- _Exercise objective_: Track down the lines that contain "Luftfeuchte" and copy them.

(Excerpts from a figure dataset)
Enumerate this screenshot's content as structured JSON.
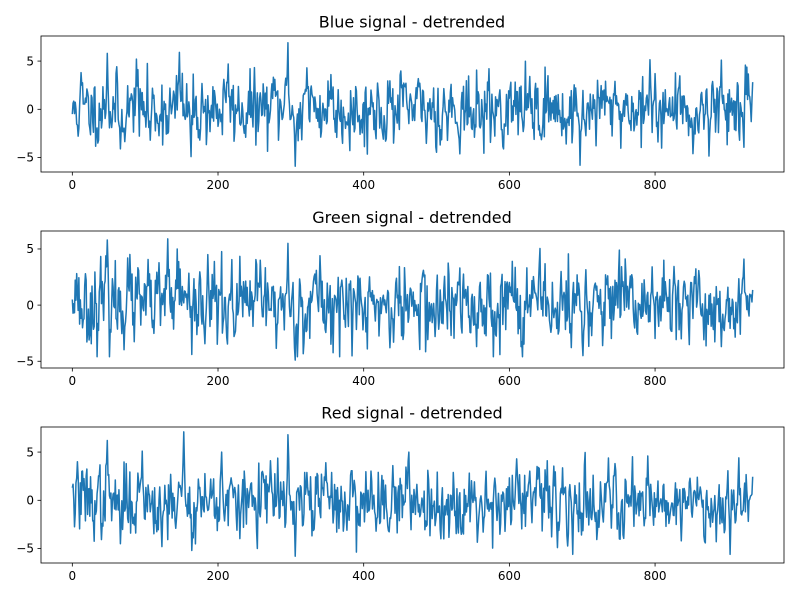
{
  "figure": {
    "colors": {
      "line": "#1f77b4",
      "axis": "#000000",
      "background": "#ffffff"
    }
  },
  "chart_data": [
    {
      "type": "line",
      "title": "Blue signal - detrended",
      "xlabel": "",
      "ylabel": "",
      "xlim": [
        -43,
        977
      ],
      "ylim": [
        -6.5,
        7.6
      ],
      "xticks": [
        0,
        200,
        400,
        600,
        800
      ],
      "yticks": [
        -5,
        0,
        5
      ],
      "grid": false,
      "legend": "none",
      "n_points": 935,
      "features": [
        [
          0,
          -0.5
        ],
        [
          12,
          3.8
        ],
        [
          48,
          5.8
        ],
        [
          66,
          -4.1
        ],
        [
          88,
          5.2
        ],
        [
          107,
          -3.2
        ],
        [
          147,
          5.9
        ],
        [
          163,
          -4.9
        ],
        [
          214,
          4.7
        ],
        [
          238,
          -2.9
        ],
        [
          278,
          3.1
        ],
        [
          296,
          6.9
        ],
        [
          300,
          -1.0
        ],
        [
          306,
          -5.9
        ],
        [
          322,
          4.3
        ],
        [
          355,
          3.6
        ],
        [
          395,
          -2.6
        ],
        [
          430,
          -3.3
        ],
        [
          458,
          2.7
        ],
        [
          505,
          -3.7
        ],
        [
          552,
          -2.9
        ],
        [
          592,
          -4.1
        ],
        [
          628,
          3.4
        ],
        [
          678,
          -3.6
        ],
        [
          697,
          -5.8
        ],
        [
          745,
          2.9
        ],
        [
          800,
          3.7
        ],
        [
          852,
          -4.6
        ],
        [
          891,
          5.1
        ],
        [
          930,
          1.3
        ]
      ],
      "series": [
        {
          "name": "",
          "seed": 11,
          "y_range": [
            -5.9,
            6.9
          ]
        }
      ]
    },
    {
      "type": "line",
      "title": "Green signal - detrended",
      "xlabel": "",
      "ylabel": "",
      "xlim": [
        -43,
        977
      ],
      "ylim": [
        -5.6,
        6.6
      ],
      "xticks": [
        0,
        200,
        400,
        600,
        800
      ],
      "yticks": [
        -5,
        0,
        5
      ],
      "grid": false,
      "legend": "none",
      "n_points": 935,
      "features": [
        [
          0,
          0.5
        ],
        [
          6,
          2.8
        ],
        [
          48,
          5.8
        ],
        [
          76,
          4.2
        ],
        [
          131,
          5.9
        ],
        [
          144,
          5.0
        ],
        [
          164,
          -4.4
        ],
        [
          186,
          4.5
        ],
        [
          222,
          -2.8
        ],
        [
          258,
          4.0
        ],
        [
          296,
          5.5
        ],
        [
          300,
          -1.0
        ],
        [
          306,
          -4.9
        ],
        [
          340,
          4.4
        ],
        [
          399,
          -2.2
        ],
        [
          441,
          -3.3
        ],
        [
          498,
          -2.8
        ],
        [
          555,
          -3.7
        ],
        [
          604,
          3.9
        ],
        [
          701,
          -4.5
        ],
        [
          735,
          2.6
        ],
        [
          796,
          3.4
        ],
        [
          836,
          -3.0
        ],
        [
          891,
          -3.7
        ],
        [
          922,
          4.1
        ],
        [
          932,
          0.9
        ]
      ],
      "series": [
        {
          "name": "",
          "seed": 23,
          "y_range": [
            -4.9,
            5.9
          ]
        }
      ]
    },
    {
      "type": "line",
      "title": "Red signal - detrended",
      "xlabel": "",
      "ylabel": "",
      "xlim": [
        -43,
        977
      ],
      "ylim": [
        -6.5,
        7.6
      ],
      "xticks": [
        0,
        200,
        400,
        600,
        800
      ],
      "yticks": [
        -5,
        0,
        5
      ],
      "grid": false,
      "legend": "none",
      "n_points": 935,
      "features": [
        [
          0,
          1.3
        ],
        [
          7,
          4.0
        ],
        [
          48,
          6.2
        ],
        [
          66,
          -4.5
        ],
        [
          96,
          5.1
        ],
        [
          123,
          -4.8
        ],
        [
          153,
          7.1
        ],
        [
          164,
          -5.2
        ],
        [
          205,
          5.0
        ],
        [
          226,
          -3.1
        ],
        [
          272,
          4.1
        ],
        [
          296,
          6.8
        ],
        [
          300,
          -1.0
        ],
        [
          306,
          -5.8
        ],
        [
          348,
          3.9
        ],
        [
          377,
          -3.1
        ],
        [
          417,
          -3.2
        ],
        [
          440,
          3.6
        ],
        [
          510,
          -4.0
        ],
        [
          564,
          -3.3
        ],
        [
          610,
          4.3
        ],
        [
          666,
          -4.9
        ],
        [
          699,
          -3.6
        ],
        [
          745,
          3.8
        ],
        [
          790,
          4.6
        ],
        [
          836,
          -4.2
        ],
        [
          884,
          -4.3
        ],
        [
          915,
          4.4
        ],
        [
          932,
          0.5
        ]
      ],
      "series": [
        {
          "name": "",
          "seed": 37,
          "y_range": [
            -5.9,
            7.1
          ]
        }
      ]
    }
  ]
}
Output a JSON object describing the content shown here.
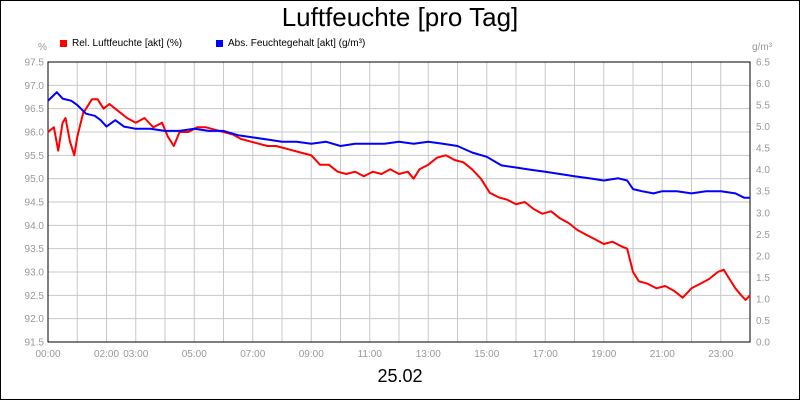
{
  "title": "Luftfeuchte [pro Tag]",
  "date_label": "25.02",
  "left_unit": "%",
  "right_unit": "g/m³",
  "legend": [
    {
      "label": "Rel. Luftfeuchte [akt] (%)",
      "color": "#ff0000"
    },
    {
      "label": "Abs. Feuchtegehalt [akt] (g/m³)",
      "color": "#0000ff"
    }
  ],
  "chart_data": {
    "type": "line",
    "title": "Luftfeuchte [pro Tag]",
    "xlabel": "25.02",
    "xlim": [
      0,
      24
    ],
    "x_ticks": [
      {
        "h": 0,
        "label": "00:00"
      },
      {
        "h": 2,
        "label": "02:00"
      },
      {
        "h": 3,
        "label": "03:00"
      },
      {
        "h": 5,
        "label": "05:00"
      },
      {
        "h": 7,
        "label": "07:00"
      },
      {
        "h": 9,
        "label": "09:00"
      },
      {
        "h": 11,
        "label": "11:00"
      },
      {
        "h": 13,
        "label": "13:00"
      },
      {
        "h": 15,
        "label": "15:00"
      },
      {
        "h": 17,
        "label": "17:00"
      },
      {
        "h": 19,
        "label": "19:00"
      },
      {
        "h": 21,
        "label": "21:00"
      },
      {
        "h": 23,
        "label": "23:00"
      }
    ],
    "y_left": {
      "label": "%",
      "min": 91.5,
      "max": 97.5,
      "step": 0.5,
      "ticks": [
        "91.5",
        "92.0",
        "92.5",
        "93.0",
        "93.5",
        "94.0",
        "94.5",
        "95.0",
        "95.5",
        "96.0",
        "96.5",
        "97.0",
        "97.5"
      ]
    },
    "y_right": {
      "label": "g/m³",
      "min": 0.0,
      "max": 6.5,
      "step": 0.5,
      "ticks": [
        "0.0",
        "0.5",
        "1.0",
        "1.5",
        "2.0",
        "2.5",
        "3.0",
        "3.5",
        "4.0",
        "4.5",
        "5.0",
        "5.5",
        "6.0",
        "6.5"
      ]
    },
    "grid": true,
    "legend_position": "top-left",
    "series": [
      {
        "name": "Rel. Luftfeuchte [akt] (%)",
        "axis": "left",
        "color": "#ff0000",
        "points": [
          [
            0.0,
            96.0
          ],
          [
            0.2,
            96.1
          ],
          [
            0.35,
            95.6
          ],
          [
            0.5,
            96.2
          ],
          [
            0.6,
            96.3
          ],
          [
            0.75,
            95.8
          ],
          [
            0.9,
            95.5
          ],
          [
            1.0,
            95.9
          ],
          [
            1.2,
            96.4
          ],
          [
            1.5,
            96.7
          ],
          [
            1.7,
            96.7
          ],
          [
            1.9,
            96.5
          ],
          [
            2.1,
            96.6
          ],
          [
            2.3,
            96.5
          ],
          [
            2.5,
            96.4
          ],
          [
            2.7,
            96.3
          ],
          [
            3.0,
            96.2
          ],
          [
            3.3,
            96.3
          ],
          [
            3.6,
            96.1
          ],
          [
            3.9,
            96.2
          ],
          [
            4.1,
            95.9
          ],
          [
            4.3,
            95.7
          ],
          [
            4.5,
            96.0
          ],
          [
            4.8,
            96.0
          ],
          [
            5.1,
            96.1
          ],
          [
            5.4,
            96.1
          ],
          [
            5.7,
            96.05
          ],
          [
            6.0,
            96.0
          ],
          [
            6.3,
            95.95
          ],
          [
            6.6,
            95.85
          ],
          [
            6.9,
            95.8
          ],
          [
            7.2,
            95.75
          ],
          [
            7.5,
            95.7
          ],
          [
            7.8,
            95.7
          ],
          [
            8.1,
            95.65
          ],
          [
            8.4,
            95.6
          ],
          [
            8.7,
            95.55
          ],
          [
            9.0,
            95.5
          ],
          [
            9.3,
            95.3
          ],
          [
            9.6,
            95.3
          ],
          [
            9.9,
            95.15
          ],
          [
            10.2,
            95.1
          ],
          [
            10.5,
            95.15
          ],
          [
            10.8,
            95.05
          ],
          [
            11.1,
            95.15
          ],
          [
            11.4,
            95.1
          ],
          [
            11.7,
            95.2
          ],
          [
            12.0,
            95.1
          ],
          [
            12.3,
            95.15
          ],
          [
            12.5,
            95.0
          ],
          [
            12.7,
            95.2
          ],
          [
            13.0,
            95.3
          ],
          [
            13.3,
            95.45
          ],
          [
            13.6,
            95.5
          ],
          [
            13.9,
            95.4
          ],
          [
            14.2,
            95.35
          ],
          [
            14.5,
            95.2
          ],
          [
            14.8,
            95.0
          ],
          [
            15.1,
            94.7
          ],
          [
            15.4,
            94.6
          ],
          [
            15.7,
            94.55
          ],
          [
            16.0,
            94.45
          ],
          [
            16.3,
            94.5
          ],
          [
            16.6,
            94.35
          ],
          [
            16.9,
            94.25
          ],
          [
            17.2,
            94.3
          ],
          [
            17.5,
            94.15
          ],
          [
            17.8,
            94.05
          ],
          [
            18.1,
            93.9
          ],
          [
            18.4,
            93.8
          ],
          [
            18.7,
            93.7
          ],
          [
            19.0,
            93.6
          ],
          [
            19.3,
            93.65
          ],
          [
            19.6,
            93.55
          ],
          [
            19.8,
            93.5
          ],
          [
            20.0,
            93.0
          ],
          [
            20.2,
            92.8
          ],
          [
            20.5,
            92.75
          ],
          [
            20.8,
            92.65
          ],
          [
            21.1,
            92.7
          ],
          [
            21.4,
            92.6
          ],
          [
            21.7,
            92.45
          ],
          [
            22.0,
            92.65
          ],
          [
            22.3,
            92.75
          ],
          [
            22.6,
            92.85
          ],
          [
            22.9,
            93.0
          ],
          [
            23.1,
            93.05
          ],
          [
            23.3,
            92.85
          ],
          [
            23.5,
            92.65
          ],
          [
            23.7,
            92.5
          ],
          [
            23.85,
            92.4
          ],
          [
            24.0,
            92.5
          ]
        ]
      },
      {
        "name": "Abs. Feuchtegehalt [akt] (g/m³)",
        "axis": "right",
        "color": "#0000ff",
        "points": [
          [
            0.0,
            5.6
          ],
          [
            0.15,
            5.7
          ],
          [
            0.3,
            5.8
          ],
          [
            0.5,
            5.65
          ],
          [
            0.8,
            5.6
          ],
          [
            1.0,
            5.5
          ],
          [
            1.3,
            5.3
          ],
          [
            1.6,
            5.25
          ],
          [
            1.8,
            5.15
          ],
          [
            2.0,
            5.0
          ],
          [
            2.3,
            5.15
          ],
          [
            2.6,
            5.0
          ],
          [
            3.0,
            4.95
          ],
          [
            3.5,
            4.95
          ],
          [
            4.0,
            4.9
          ],
          [
            4.5,
            4.9
          ],
          [
            5.0,
            4.95
          ],
          [
            5.5,
            4.9
          ],
          [
            6.0,
            4.9
          ],
          [
            6.5,
            4.8
          ],
          [
            7.0,
            4.75
          ],
          [
            7.5,
            4.7
          ],
          [
            8.0,
            4.65
          ],
          [
            8.5,
            4.65
          ],
          [
            9.0,
            4.6
          ],
          [
            9.5,
            4.65
          ],
          [
            10.0,
            4.55
          ],
          [
            10.5,
            4.6
          ],
          [
            11.0,
            4.6
          ],
          [
            11.5,
            4.6
          ],
          [
            12.0,
            4.65
          ],
          [
            12.5,
            4.6
          ],
          [
            13.0,
            4.65
          ],
          [
            13.5,
            4.6
          ],
          [
            14.0,
            4.55
          ],
          [
            14.5,
            4.4
          ],
          [
            15.0,
            4.3
          ],
          [
            15.5,
            4.1
          ],
          [
            16.0,
            4.05
          ],
          [
            16.5,
            4.0
          ],
          [
            17.0,
            3.95
          ],
          [
            17.5,
            3.9
          ],
          [
            18.0,
            3.85
          ],
          [
            18.5,
            3.8
          ],
          [
            19.0,
            3.75
          ],
          [
            19.5,
            3.8
          ],
          [
            19.8,
            3.75
          ],
          [
            20.0,
            3.55
          ],
          [
            20.3,
            3.5
          ],
          [
            20.7,
            3.45
          ],
          [
            21.0,
            3.5
          ],
          [
            21.5,
            3.5
          ],
          [
            22.0,
            3.45
          ],
          [
            22.5,
            3.5
          ],
          [
            23.0,
            3.5
          ],
          [
            23.5,
            3.45
          ],
          [
            23.8,
            3.35
          ],
          [
            24.0,
            3.35
          ]
        ]
      }
    ]
  }
}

- _Exercise response_:
  "title": "Luftfeuchte [pro Tag]",
      "label": "Rel. Luftfeuchte [akt] (%)",
    "title": "Luftfeuchte [pro Tag]",
        "name": "Rel. Luftfeuchte [akt] (%)",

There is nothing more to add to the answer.